Auch eine Weihnachtsgeschichte

Wort zum Montag, dem 23. Dezember 2019

VON CORNELIA SENG

“Eigentlich war Jesus der erste Sozialdemokrat”, sagt mein Frisör und lacht in den Spiegel. Mit Kirche und Glauben hat er nicht viel am Hut. Jetzt hat ihn ein Muslim zum Nachdenken gebracht. 

Sein Auto musste in die Werkstatt. Der KfZ-Meister, ein Muslim, hat ihm seinen Glauben so erklärt: “In jedem Betrieb muss es einen Chef geben. Der sagt, was gemacht werden muss. Wie der Laden laufen soll. – So ist es auch mit der Welt. Es muss einen Chef geben, der anordnet, was gemacht werden soll. Wie in jedem Betrieb.” Mein Frisör ist selber Chef in seinem kleinen Betrieb. Der Vergleich leuchtet ihm ein.

Mein Frisör weiß, dass ich christlich unterwegs bin. Was glauben Christen? Christen feiern in diesen Tagen Weihnachten. Weihnachten bedeutet, dass der Chef selber ein Mensch, ein einfacher Mitarbeiter im Betrieb geworden ist, antworte ich ihm.
# # # #
## SCHRIFTLICHE AUFGABEN
A. Zitiere aus der Weihnachtsgeschichte den Abschnitt, der bei „Auch eine Weihnachtsgeschichte“ beginnt und bei „leuchtet ihm ein.“ endet.
B. Welchen Beruf hat der Muslim, der dem Frisör in der Weihnachtsgeschichte seinen Glauben erklärt?
C. Erläutere anhand der Weihnachtsgeschichte in ein bis drei Sätzen, warum dem Frisör der Vergleich des KfZ-Meisters einleuchtet.
Die anschließende Auflistung hat mit der Weihnachtsgeschichte nichts zu tun.

Auszug aus dem Datensatz
# # # #
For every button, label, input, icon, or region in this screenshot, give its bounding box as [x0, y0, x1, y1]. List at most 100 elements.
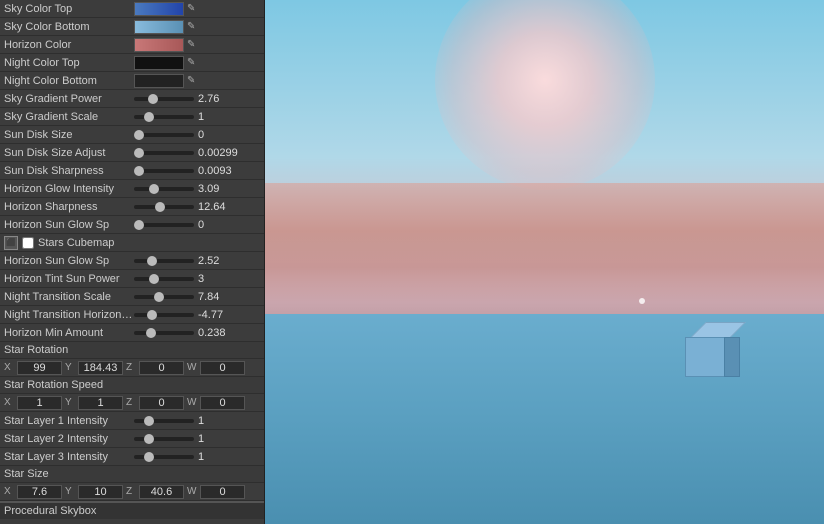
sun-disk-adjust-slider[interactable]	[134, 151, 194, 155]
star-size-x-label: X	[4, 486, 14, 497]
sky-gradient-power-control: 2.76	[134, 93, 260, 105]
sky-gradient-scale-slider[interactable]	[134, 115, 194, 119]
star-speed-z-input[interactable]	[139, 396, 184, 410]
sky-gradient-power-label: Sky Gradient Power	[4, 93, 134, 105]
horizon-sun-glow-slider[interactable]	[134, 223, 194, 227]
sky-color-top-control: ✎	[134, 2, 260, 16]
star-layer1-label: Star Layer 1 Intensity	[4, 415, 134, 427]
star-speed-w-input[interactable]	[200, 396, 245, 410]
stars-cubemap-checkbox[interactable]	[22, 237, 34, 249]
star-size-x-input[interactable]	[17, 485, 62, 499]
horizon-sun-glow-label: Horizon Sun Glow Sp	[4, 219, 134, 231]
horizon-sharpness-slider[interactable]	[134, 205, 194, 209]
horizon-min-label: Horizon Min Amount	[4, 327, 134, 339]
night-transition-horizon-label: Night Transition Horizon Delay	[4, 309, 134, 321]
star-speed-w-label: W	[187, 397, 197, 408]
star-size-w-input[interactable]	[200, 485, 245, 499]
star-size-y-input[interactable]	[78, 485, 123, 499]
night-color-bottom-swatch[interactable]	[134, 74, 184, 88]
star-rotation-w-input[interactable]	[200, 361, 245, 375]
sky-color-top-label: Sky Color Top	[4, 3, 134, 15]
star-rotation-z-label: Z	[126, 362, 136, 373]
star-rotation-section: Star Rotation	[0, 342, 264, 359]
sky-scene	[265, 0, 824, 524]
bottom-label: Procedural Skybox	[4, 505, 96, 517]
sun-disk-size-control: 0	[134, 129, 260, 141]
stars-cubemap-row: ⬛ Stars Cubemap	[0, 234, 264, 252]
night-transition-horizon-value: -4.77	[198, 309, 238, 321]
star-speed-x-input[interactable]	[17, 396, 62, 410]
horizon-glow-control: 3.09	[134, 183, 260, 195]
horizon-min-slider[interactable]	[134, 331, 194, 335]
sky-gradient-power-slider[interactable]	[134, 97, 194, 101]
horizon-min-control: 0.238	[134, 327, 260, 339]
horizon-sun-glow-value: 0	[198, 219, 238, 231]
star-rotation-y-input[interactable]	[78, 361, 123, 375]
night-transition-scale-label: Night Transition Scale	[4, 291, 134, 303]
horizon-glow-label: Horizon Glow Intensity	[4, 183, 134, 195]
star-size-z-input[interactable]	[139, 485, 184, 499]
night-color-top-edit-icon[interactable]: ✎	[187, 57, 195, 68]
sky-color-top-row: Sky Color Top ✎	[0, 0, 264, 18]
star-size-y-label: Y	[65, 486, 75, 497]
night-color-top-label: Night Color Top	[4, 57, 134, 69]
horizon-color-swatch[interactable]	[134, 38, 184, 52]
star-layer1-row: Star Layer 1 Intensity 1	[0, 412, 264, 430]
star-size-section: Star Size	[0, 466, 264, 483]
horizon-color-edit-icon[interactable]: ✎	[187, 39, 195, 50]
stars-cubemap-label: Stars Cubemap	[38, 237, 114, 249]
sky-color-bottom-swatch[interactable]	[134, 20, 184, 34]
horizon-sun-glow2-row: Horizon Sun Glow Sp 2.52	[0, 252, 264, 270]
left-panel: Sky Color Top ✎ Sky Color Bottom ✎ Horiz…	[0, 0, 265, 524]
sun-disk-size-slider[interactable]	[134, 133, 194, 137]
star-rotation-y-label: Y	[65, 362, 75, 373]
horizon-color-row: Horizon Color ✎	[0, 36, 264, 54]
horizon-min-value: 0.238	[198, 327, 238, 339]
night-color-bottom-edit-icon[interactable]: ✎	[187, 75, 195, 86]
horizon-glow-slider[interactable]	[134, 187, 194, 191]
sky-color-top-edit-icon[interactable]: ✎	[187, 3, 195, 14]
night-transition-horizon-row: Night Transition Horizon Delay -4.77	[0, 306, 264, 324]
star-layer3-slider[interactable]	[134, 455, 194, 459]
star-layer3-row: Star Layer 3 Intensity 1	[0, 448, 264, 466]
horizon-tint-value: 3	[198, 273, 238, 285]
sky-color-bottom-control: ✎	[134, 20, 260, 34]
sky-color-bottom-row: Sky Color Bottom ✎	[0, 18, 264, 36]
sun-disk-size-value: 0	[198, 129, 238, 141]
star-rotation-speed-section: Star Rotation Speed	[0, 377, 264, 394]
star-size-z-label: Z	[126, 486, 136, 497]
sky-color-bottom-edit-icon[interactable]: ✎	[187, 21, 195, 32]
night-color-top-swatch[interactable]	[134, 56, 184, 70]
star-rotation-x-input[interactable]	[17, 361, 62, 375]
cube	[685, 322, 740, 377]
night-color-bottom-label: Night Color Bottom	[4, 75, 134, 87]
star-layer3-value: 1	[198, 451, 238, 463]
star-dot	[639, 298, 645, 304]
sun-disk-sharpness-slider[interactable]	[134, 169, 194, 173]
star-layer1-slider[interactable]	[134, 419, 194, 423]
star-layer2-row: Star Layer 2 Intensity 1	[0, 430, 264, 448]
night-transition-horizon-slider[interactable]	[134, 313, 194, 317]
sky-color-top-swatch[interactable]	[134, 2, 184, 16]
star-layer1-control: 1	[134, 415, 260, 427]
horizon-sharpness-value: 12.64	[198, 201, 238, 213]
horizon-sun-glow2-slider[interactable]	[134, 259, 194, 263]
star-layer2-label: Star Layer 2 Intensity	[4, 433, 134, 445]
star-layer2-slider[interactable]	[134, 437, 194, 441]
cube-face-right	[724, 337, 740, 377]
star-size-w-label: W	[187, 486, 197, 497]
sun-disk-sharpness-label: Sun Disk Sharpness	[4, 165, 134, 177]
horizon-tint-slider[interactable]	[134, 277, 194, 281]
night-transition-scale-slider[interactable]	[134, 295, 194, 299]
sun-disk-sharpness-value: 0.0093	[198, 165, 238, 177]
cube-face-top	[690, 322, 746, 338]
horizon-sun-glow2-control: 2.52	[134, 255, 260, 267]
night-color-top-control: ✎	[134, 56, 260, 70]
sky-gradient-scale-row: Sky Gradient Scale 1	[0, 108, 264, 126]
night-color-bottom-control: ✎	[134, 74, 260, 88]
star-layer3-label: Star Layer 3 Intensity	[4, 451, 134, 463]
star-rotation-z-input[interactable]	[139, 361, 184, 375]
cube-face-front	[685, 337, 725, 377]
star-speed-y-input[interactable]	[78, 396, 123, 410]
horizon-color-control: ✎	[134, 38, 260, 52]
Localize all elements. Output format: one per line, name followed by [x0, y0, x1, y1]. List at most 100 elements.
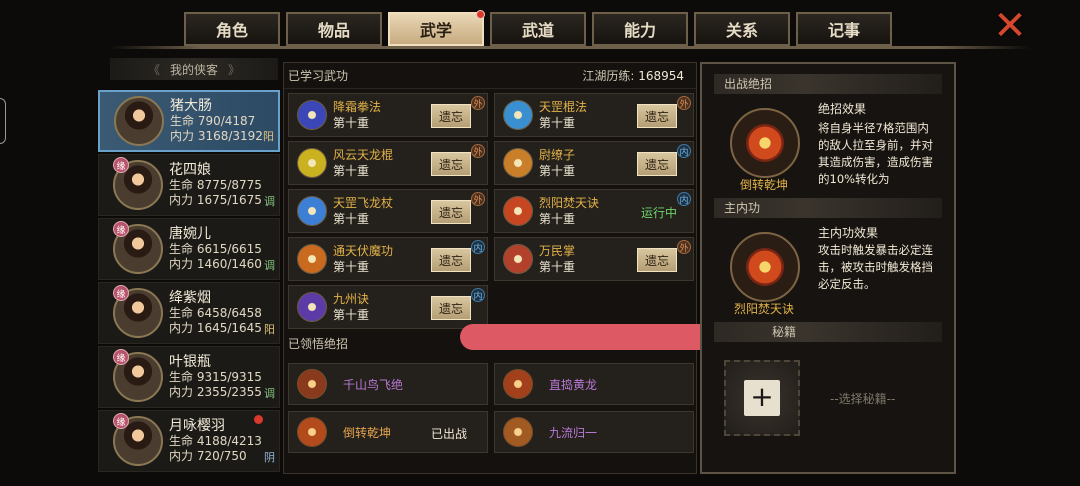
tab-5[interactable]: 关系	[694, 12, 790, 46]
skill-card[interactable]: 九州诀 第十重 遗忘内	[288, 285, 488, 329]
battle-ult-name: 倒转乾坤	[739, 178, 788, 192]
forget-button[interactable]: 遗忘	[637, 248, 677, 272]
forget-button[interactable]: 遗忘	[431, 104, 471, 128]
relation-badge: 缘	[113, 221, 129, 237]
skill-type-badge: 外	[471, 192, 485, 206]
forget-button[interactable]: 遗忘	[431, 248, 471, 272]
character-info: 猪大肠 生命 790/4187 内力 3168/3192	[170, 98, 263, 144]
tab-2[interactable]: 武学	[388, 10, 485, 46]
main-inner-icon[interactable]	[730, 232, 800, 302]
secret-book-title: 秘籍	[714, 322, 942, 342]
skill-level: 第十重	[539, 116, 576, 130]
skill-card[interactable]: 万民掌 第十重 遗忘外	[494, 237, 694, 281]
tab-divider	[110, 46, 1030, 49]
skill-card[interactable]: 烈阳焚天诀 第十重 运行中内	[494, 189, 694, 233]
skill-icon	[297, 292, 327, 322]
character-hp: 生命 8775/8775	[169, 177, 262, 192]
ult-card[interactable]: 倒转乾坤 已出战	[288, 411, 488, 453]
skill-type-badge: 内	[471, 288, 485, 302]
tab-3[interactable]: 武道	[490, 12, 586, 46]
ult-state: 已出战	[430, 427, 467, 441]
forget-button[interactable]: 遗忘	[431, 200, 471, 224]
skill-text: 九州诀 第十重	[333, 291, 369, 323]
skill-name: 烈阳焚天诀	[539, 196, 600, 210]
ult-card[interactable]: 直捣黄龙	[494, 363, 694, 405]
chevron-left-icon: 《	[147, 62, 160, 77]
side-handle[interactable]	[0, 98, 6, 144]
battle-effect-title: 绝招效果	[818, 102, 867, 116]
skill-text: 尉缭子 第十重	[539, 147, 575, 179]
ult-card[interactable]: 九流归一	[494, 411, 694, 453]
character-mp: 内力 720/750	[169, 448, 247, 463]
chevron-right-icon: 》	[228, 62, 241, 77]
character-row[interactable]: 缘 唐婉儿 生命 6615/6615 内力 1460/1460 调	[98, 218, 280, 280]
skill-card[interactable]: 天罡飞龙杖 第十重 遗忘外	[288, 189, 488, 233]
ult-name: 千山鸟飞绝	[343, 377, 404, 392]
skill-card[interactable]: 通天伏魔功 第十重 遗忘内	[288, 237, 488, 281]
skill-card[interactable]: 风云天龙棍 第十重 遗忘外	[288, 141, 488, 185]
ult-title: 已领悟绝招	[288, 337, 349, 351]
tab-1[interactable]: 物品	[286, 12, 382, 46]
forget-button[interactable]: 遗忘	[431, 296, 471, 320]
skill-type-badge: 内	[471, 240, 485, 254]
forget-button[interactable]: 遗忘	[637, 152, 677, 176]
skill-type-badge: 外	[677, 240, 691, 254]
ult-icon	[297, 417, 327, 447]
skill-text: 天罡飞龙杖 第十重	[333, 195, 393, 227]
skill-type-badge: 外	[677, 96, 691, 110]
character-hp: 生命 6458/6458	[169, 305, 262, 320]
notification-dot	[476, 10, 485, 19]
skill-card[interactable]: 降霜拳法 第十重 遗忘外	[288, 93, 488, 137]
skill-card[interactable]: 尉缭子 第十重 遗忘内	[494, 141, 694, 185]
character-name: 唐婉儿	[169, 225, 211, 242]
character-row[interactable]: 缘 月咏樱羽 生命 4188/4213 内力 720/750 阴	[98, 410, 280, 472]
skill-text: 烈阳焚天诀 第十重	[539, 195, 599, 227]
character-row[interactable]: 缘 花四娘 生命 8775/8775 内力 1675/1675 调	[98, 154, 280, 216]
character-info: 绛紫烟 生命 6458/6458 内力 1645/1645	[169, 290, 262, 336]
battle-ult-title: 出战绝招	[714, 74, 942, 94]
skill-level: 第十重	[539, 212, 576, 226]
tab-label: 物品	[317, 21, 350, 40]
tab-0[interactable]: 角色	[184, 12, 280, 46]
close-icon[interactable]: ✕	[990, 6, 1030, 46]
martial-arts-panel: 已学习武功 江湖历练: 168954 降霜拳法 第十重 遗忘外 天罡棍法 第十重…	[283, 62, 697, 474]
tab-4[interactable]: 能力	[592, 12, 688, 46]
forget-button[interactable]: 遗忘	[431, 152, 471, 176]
# # # #
## ANTWORTEN ZU AUFGABEN
A.
Auch eine Weihnachtsgeschichte

Wort zum Montag, dem 23. Dezember 2019

VON CORNELIA SENG

“Eigentlich war Jesus der erste Sozialdemokrat”, sagt mein Frisör und lacht in den Spiegel. Mit Kirche und Glauben hat er nicht viel am Hut. Jetzt hat ihn ein Muslim zum Nachdenken gebracht. 

Sein Auto musste in die Werkstatt. Der KfZ-Meister, ein Muslim, hat ihm seinen Glauben so erklärt: “In jedem Betrieb muss es einen Chef geben. Der sagt, was gemacht werden muss. Wie der Laden laufen soll. – So ist es auch mit der Welt. Es muss einen Chef geben, der anordnet, was gemacht werden soll. Wie in jedem Betrieb.” Mein Frisör ist selber Chef in seinem kleinen Betrieb. Der Vergleich leuchtet ihm ein.

B. Er ist KfZ-Meister.

C. Der Frisör ist selbst Chef in seinem kleinen Betrieb. Deshalb leuchtet ihm der Vergleich ein, dass es wie in jedem Betrieb auch für die Welt einen Chef geben muss, der anordnet, was gemacht werden soll.